[FRAGMENTO DEL TEXTO]

%%

Teresa
corta cebolla en la cocina de su monasterio en Ávila cuando entra el
Gran Inquisidor husmeándolo todo. “Entre pucheros anda Dios”, escucha
que dice el prelado, citándola. Hace tiempo que resuenan por España
frases de la escritora, con mucha garra popular. En una proclamó que “la
verdad padece, pero no perece”. Al Inquisidor no le gustan. Ninguna.
Qué hace una mujer, una pobre monja, diciendo esas cosas sin control de
los prelados. Son “tiempos recios”, ha escrito Teresa. Es el año 1562 y
tiene ya 47 años, una edad avanzada para aquel tiempo, mucho más para
iniciar la campaña que culmina en una sonada reforma del Carmelo y la
fundación de 17 conventos. Es una tarea quijotesca y peligrosa, le
advierten. Va a contarla en libros que no publica en vida, por
prudencia, por la censura, por miedo. Ella misma aconseja, a veces, que
se destruyan, una vez leídos por los destinatarios. Pero los libros y
las cartas, manuscritos con gracia, corren de mano en mano, con gran
disgusto de inquisidores y envidiosos. A hablar de todo eso entra el
Gran Inquisidor, amenazante, en la cocina del convento de san José.
La escena la desarrolla el dramaturgo Juan Mayorga en ‘La lengua en pedazos’, la obra por la que obtuvo el Premio Nacional de Literatura. Se ha vuelto a representar en el coqueto anfiteatro del Centro Internacional Teresiano Sanjuanista (CITeS), de Ávila, dentro de los eventos preparatorios del V Centenario del nacimiento de la autora del ‘Libro de la vida’. Como gran aperitivo, el Congreso Internacional Teseriano se ha centrado en las cartas de la reformadora. Escribió varios miles y se conservan 500, repartidas por todo el mundo, que permiten completar su complejo perfil de mujer. El Gobierno ha creado una comisión para ensalzar esa conmemoración como “un proyecto de Estado, consciente, dice en un real decreto, de la importancia de una escritora, poeta, mística y fundadora, “que contribuyó a alumbrar el Siglo de Oro”. Como instrumento para impulsarlo, se ha creado la Fundación V Centenario. La preside el vicario general carmelita, Emilio José Martínez, con José Luís Vera Llorens como director gerente. La apertura oficial del centenario se producirá el próximo día 9 de enero en Ávila y los obispos gestionan que el papa Francisco visite España con tal motivo en alguna fecha del 2015.

%%

[TAREA] Enumera todas las frases que el texto sobre Teresa de Ávila le atribuye a ella y cita entre comillas.

[MATERIAL]
%%

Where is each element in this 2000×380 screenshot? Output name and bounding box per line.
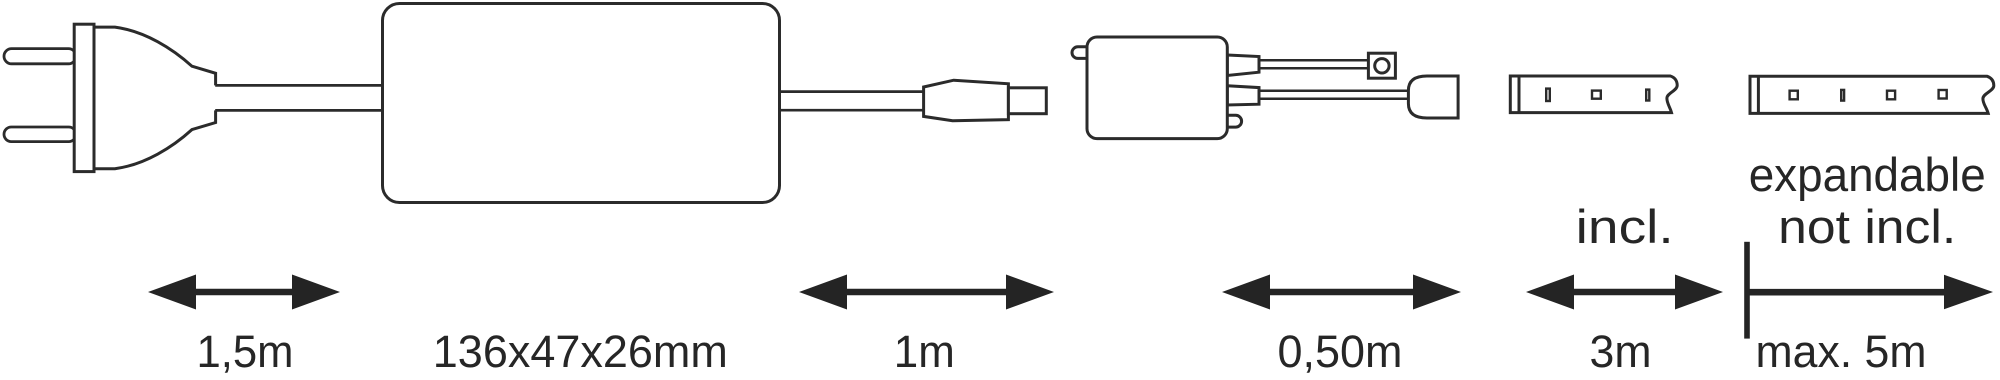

%%

[RESPUESTA]
- “Entre pucheros anda Dios”
- “la verdad padece, pero no perece”
- “tiempos recios”